• [Do this]
Write the material out again exactly.
_ _ _ _ _ _ _
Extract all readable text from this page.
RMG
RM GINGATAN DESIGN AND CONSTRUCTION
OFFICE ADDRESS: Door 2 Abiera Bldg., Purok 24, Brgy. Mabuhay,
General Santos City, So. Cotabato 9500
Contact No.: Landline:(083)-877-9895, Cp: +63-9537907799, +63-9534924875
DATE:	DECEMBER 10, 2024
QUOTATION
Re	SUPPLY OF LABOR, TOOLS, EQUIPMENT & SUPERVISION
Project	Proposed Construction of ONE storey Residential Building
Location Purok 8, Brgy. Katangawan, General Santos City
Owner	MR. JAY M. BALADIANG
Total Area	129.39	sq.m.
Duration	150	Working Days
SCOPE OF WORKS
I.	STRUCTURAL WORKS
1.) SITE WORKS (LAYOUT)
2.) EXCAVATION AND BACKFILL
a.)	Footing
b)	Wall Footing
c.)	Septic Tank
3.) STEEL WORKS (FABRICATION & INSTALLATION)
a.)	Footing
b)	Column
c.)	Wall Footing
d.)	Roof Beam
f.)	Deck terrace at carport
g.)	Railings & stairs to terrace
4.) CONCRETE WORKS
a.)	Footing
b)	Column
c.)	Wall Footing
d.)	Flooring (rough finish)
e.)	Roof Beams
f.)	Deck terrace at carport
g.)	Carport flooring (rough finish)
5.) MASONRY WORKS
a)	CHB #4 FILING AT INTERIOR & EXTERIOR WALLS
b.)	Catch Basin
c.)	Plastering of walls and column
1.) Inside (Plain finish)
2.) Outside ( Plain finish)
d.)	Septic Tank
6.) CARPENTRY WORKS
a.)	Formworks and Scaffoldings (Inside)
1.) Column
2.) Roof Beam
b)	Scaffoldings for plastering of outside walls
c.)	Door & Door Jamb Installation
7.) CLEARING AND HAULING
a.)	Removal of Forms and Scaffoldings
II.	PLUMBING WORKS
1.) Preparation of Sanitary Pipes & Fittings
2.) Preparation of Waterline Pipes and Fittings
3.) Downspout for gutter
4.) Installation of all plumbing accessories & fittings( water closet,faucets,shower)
_ _ _ _ _ _ _
• [Worked answer]
Extract all readable text from this page.
RMG
RM GINGATAN DESIGN AND CONSTRUCTION
OFFICE ADDRESS: Door 2 Abiera Bldg., Purok 24, Brgy. Mabuhay,
General Santos City, So. Cotabato 9500
Contact No.: Landline:(083)-877-9895, Cp: +63-9537907799, +63-9534924875
DATE:	DECEMBER 10, 2024
QUOTATION
Re	SUPPLY OF LABOR, TOOLS, EQUIPMENT & SUPERVISION
Project	Proposed Construction of ONE storey Residential Building
Location Purok 8, Brgy. Katangawan, General Santos City
Owner	MR. JAY M. BALADIANG
Total Area	129.39	sq.m.
Duration	150	Working Days
SCOPE OF WORKS
I.	STRUCTURAL WORKS
1.) SITE WORKS (LAYOUT)
2.) EXCAVATION AND BACKFILL
a.)	Footing
b)	Wall Footing
c.)	Septic Tank
3.) STEEL WORKS (FABRICATION & INSTALLATION)
a.)	Footing
b)	Column
c.)	Wall Footing
d.)	Roof Beam
f.)	Deck terrace at carport
g.)	Railings & stairs to terrace
4.) CONCRETE WORKS
a.)	Footing
b)	Column
c.)	Wall Footing
d.)	Flooring (rough finish)
e.)	Roof Beams
f.)	Deck terrace at carport
g.)	Carport flooring (rough finish)
5.) MASONRY WORKS
a)	CHB #4 FILING AT INTERIOR & EXTERIOR WALLS
b.)	Catch Basin
c.)	Plastering of walls and column
1.) Inside (Plain finish)
2.) Outside ( Plain finish)
d.)	Septic Tank
6.) CARPENTRY WORKS
a.)	Formworks and Scaffoldings (Inside)
1.) Column
2.) Roof Beam
b)	Scaffoldings for plastering of outside walls
c.)	Door & Door Jamb Installation
7.) CLEARING AND HAULING
a.)	Removal of Forms and Scaffoldings
II.	PLUMBING WORKS
1.) Preparation of Sanitary Pipes & Fittings
2.) Preparation of Waterline Pipes and Fittings
3.) Downspout for gutter
4.) Installation of all plumbing accessories & fittings( water closet,faucets,shower)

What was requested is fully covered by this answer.